[Region and label listings]

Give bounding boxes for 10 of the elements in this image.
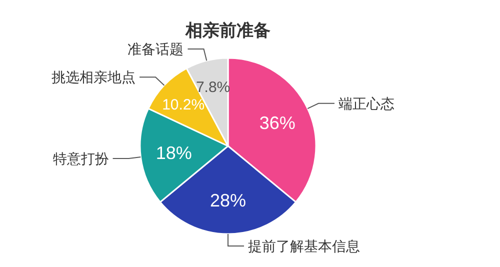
slice-label: 特意打扮	[52, 150, 109, 167]
data-label: 28%	[210, 190, 246, 211]
data-label: 10.2%	[162, 96, 205, 114]
slice-label: 端正心态	[338, 95, 394, 112]
data-label: 18%	[156, 142, 192, 163]
slice-label: 挑选相亲地点	[52, 69, 136, 86]
slice-label: 准备话题	[128, 40, 184, 57]
slice-label: 提前了解基本信息	[248, 238, 360, 254]
data-label: 36%	[259, 112, 296, 133]
chart-title: 相亲前准备	[184, 21, 270, 40]
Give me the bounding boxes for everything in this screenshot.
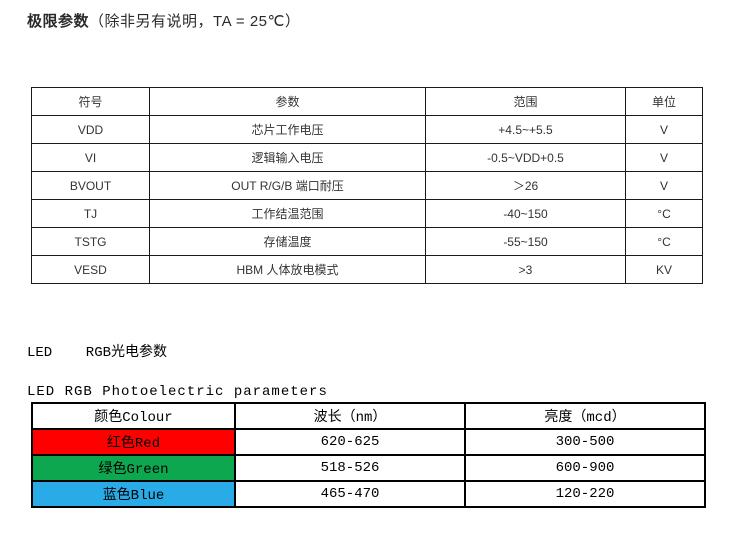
table-row-vi: VI 逻辑输入电压 -0.5~VDD+0.5 V <box>31 143 703 172</box>
cell-parameter: 芯片工作电压 <box>149 115 426 144</box>
cell-symbol: BVOUT <box>31 171 150 200</box>
cell-colour-green: 绿色Green <box>31 454 236 482</box>
column-header-wavelength: 波长（nm） <box>234 402 466 430</box>
cell-range: >3 <box>425 255 626 284</box>
table-row-red: 红色Red 620-625 300-500 <box>31 428 706 456</box>
table-row-vesd: VESD HBM 人体放电模式 >3 KV <box>31 255 703 284</box>
cell-range: -40~150 <box>425 199 626 228</box>
rgb-header-row: 颜色Colour 波长（nm） 亮度（mcd） <box>31 402 706 430</box>
cell-parameter: 工作结温范围 <box>149 199 426 228</box>
column-header-parameter: 参数 <box>149 87 426 116</box>
cell-unit: KV <box>625 255 703 284</box>
cell-unit: V <box>625 171 703 200</box>
table-row-tstg: TSTG 存储温度 -55~150 °C <box>31 227 703 256</box>
cell-parameter: OUT R/G/B 端口耐压 <box>149 171 426 200</box>
table-row-bvout: BVOUT OUT R/G/B 端口耐压 ＞26 V <box>31 171 703 200</box>
table-row-vdd: VDD 芯片工作电压 +4.5~+5.5 V <box>31 115 703 144</box>
cell-symbol: VESD <box>31 255 150 284</box>
cell-colour-red: 红色Red <box>31 428 236 456</box>
cell-brightness: 600-900 <box>464 454 706 482</box>
cell-parameter: HBM 人体放电模式 <box>149 255 426 284</box>
table-row-green: 绿色Green 518-526 600-900 <box>31 454 706 482</box>
cell-symbol: VDD <box>31 115 150 144</box>
cell-range: -55~150 <box>425 227 626 256</box>
column-header-range: 范围 <box>425 87 626 116</box>
rgb-table: 颜色Colour 波长（nm） 亮度（mcd） 红色Red 620-625 30… <box>31 402 706 508</box>
cell-unit: °C <box>625 227 703 256</box>
limits-header-row: 符号 参数 范围 单位 <box>31 87 703 116</box>
cell-range: -0.5~VDD+0.5 <box>425 143 626 172</box>
cell-symbol: TSTG <box>31 227 150 256</box>
column-header-brightness: 亮度（mcd） <box>464 402 706 430</box>
page-title: 极限参数（除非另有说明，TA = 25℃） <box>27 10 300 31</box>
table-row-blue: 蓝色Blue 465-470 120-220 <box>31 480 706 508</box>
cell-symbol: VI <box>31 143 150 172</box>
cell-range: +4.5~+5.5 <box>425 115 626 144</box>
cell-range: ＞26 <box>425 171 626 200</box>
led-section-heading-cn: LED RGB光电参数 <box>27 345 168 361</box>
cell-unit: V <box>625 115 703 144</box>
cell-colour-blue: 蓝色Blue <box>31 480 236 508</box>
column-header-unit: 单位 <box>625 87 703 116</box>
cell-unit: V <box>625 143 703 172</box>
cell-parameter: 逻辑输入电压 <box>149 143 426 172</box>
cell-wavelength: 518-526 <box>234 454 466 482</box>
column-header-symbol: 符号 <box>31 87 150 116</box>
column-header-colour: 颜色Colour <box>31 402 236 430</box>
led-section-heading-en: LED RGB Photoelectric parameters <box>27 384 328 400</box>
page-title-main: 极限参数 <box>27 13 90 30</box>
cell-parameter: 存储温度 <box>149 227 426 256</box>
limits-table: 符号 参数 范围 单位 VDD 芯片工作电压 +4.5~+5.5 V VI 逻辑… <box>31 87 703 284</box>
cell-brightness: 120-220 <box>464 480 706 508</box>
table-row-tj: TJ 工作结温范围 -40~150 °C <box>31 199 703 228</box>
cell-symbol: TJ <box>31 199 150 228</box>
cell-wavelength: 620-625 <box>234 428 466 456</box>
cell-brightness: 300-500 <box>464 428 706 456</box>
page-title-condition: （除非另有说明，TA = 25℃） <box>89 13 301 30</box>
cell-wavelength: 465-470 <box>234 480 466 508</box>
cell-unit: °C <box>625 199 703 228</box>
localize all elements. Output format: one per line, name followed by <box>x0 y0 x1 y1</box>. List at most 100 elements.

### Exercise description
Rewrite all of the lines above, changing every "elements" to "items" and keeping everything else the same. Leave out the pictures.

### Full solution
Give bounding boxes for 10 of the items in this image.
slice-label: 特意打扮	[52, 150, 109, 167]
data-label: 28%	[210, 190, 246, 211]
data-label: 10.2%	[162, 96, 205, 114]
slice-label: 端正心态	[338, 95, 394, 112]
data-label: 18%	[156, 142, 192, 163]
slice-label: 挑选相亲地点	[52, 69, 136, 86]
slice-label: 准备话题	[128, 40, 184, 57]
slice-label: 提前了解基本信息	[248, 238, 360, 254]
data-label: 36%	[259, 112, 296, 133]
chart-title: 相亲前准备	[184, 21, 270, 40]
Give me the bounding boxes for everything in this screenshot.
table-row-vi: VI 逻辑输入电压 -0.5~VDD+0.5 V <box>31 143 703 172</box>
cell-parameter: 芯片工作电压 <box>149 115 426 144</box>
cell-symbol: BVOUT <box>31 171 150 200</box>
cell-colour-green: 绿色Green <box>31 454 236 482</box>
column-header-wavelength: 波长（nm） <box>234 402 466 430</box>
cell-range: >3 <box>425 255 626 284</box>
table-row-red: 红色Red 620-625 300-500 <box>31 428 706 456</box>
table-row-vesd: VESD HBM 人体放电模式 >3 KV <box>31 255 703 284</box>
cell-range: -40~150 <box>425 199 626 228</box>
rgb-header-row: 颜色Colour 波长（nm） 亮度（mcd） <box>31 402 706 430</box>
cell-parameter: 工作结温范围 <box>149 199 426 228</box>
column-header-parameter: 参数 <box>149 87 426 116</box>
cell-unit: KV <box>625 255 703 284</box>
cell-unit: V <box>625 171 703 200</box>
table-row-tstg: TSTG 存储温度 -55~150 °C <box>31 227 703 256</box>
cell-parameter: OUT R/G/B 端口耐压 <box>149 171 426 200</box>
table-row-bvout: BVOUT OUT R/G/B 端口耐压 ＞26 V <box>31 171 703 200</box>
table-row-vdd: VDD 芯片工作电压 +4.5~+5.5 V <box>31 115 703 144</box>
cell-symbol: VESD <box>31 255 150 284</box>
cell-colour-red: 红色Red <box>31 428 236 456</box>
cell-brightness: 600-900 <box>464 454 706 482</box>
cell-parameter: HBM 人体放电模式 <box>149 255 426 284</box>
table-row-green: 绿色Green 518-526 600-900 <box>31 454 706 482</box>
cell-symbol: VDD <box>31 115 150 144</box>
cell-range: -55~150 <box>425 227 626 256</box>
column-header-range: 范围 <box>425 87 626 116</box>
rgb-table: 颜色Colour 波长（nm） 亮度（mcd） 红色Red 620-625 30… <box>31 402 706 508</box>
cell-unit: °C <box>625 227 703 256</box>
limits-header-row: 符号 参数 范围 单位 <box>31 87 703 116</box>
cell-range: -0.5~VDD+0.5 <box>425 143 626 172</box>
cell-symbol: TSTG <box>31 227 150 256</box>
column-header-brightness: 亮度（mcd） <box>464 402 706 430</box>
page-title: 极限参数（除非另有说明，TA = 25℃） <box>27 10 300 31</box>
table-row-blue: 蓝色Blue 465-470 120-220 <box>31 480 706 508</box>
cell-symbol: VI <box>31 143 150 172</box>
cell-range: +4.5~+5.5 <box>425 115 626 144</box>
cell-range: ＞26 <box>425 171 626 200</box>
led-section-heading-cn: LED RGB光电参数 <box>27 345 168 361</box>
cell-unit: V <box>625 115 703 144</box>
cell-colour-blue: 蓝色Blue <box>31 480 236 508</box>
column-header-unit: 单位 <box>625 87 703 116</box>
cell-unit: V <box>625 143 703 172</box>
cell-parameter: 逻辑输入电压 <box>149 143 426 172</box>
cell-wavelength: 518-526 <box>234 454 466 482</box>
column-header-symbol: 符号 <box>31 87 150 116</box>
column-header-colour: 颜色Colour <box>31 402 236 430</box>
led-section-heading-en: LED RGB Photoelectric parameters <box>27 384 328 400</box>
page-title-main: 极限参数 <box>27 13 90 30</box>
cell-parameter: 存储温度 <box>149 227 426 256</box>
limits-table: 符号 参数 范围 单位 VDD 芯片工作电压 +4.5~+5.5 V VI 逻辑… <box>31 87 703 284</box>
cell-brightness: 120-220 <box>464 480 706 508</box>
table-row-tj: TJ 工作结温范围 -40~150 °C <box>31 199 703 228</box>
cell-symbol: TJ <box>31 199 150 228</box>
cell-wavelength: 620-625 <box>234 428 466 456</box>
cell-brightness: 300-500 <box>464 428 706 456</box>
page-title-condition: （除非另有说明，TA = 25℃） <box>89 13 301 30</box>
cell-wavelength: 465-470 <box>234 480 466 508</box>
cell-unit: °C <box>625 199 703 228</box>
localize all items. Output format: one per line, name followed by <box>x0 y0 x1 y1</box>. List at most 100 items.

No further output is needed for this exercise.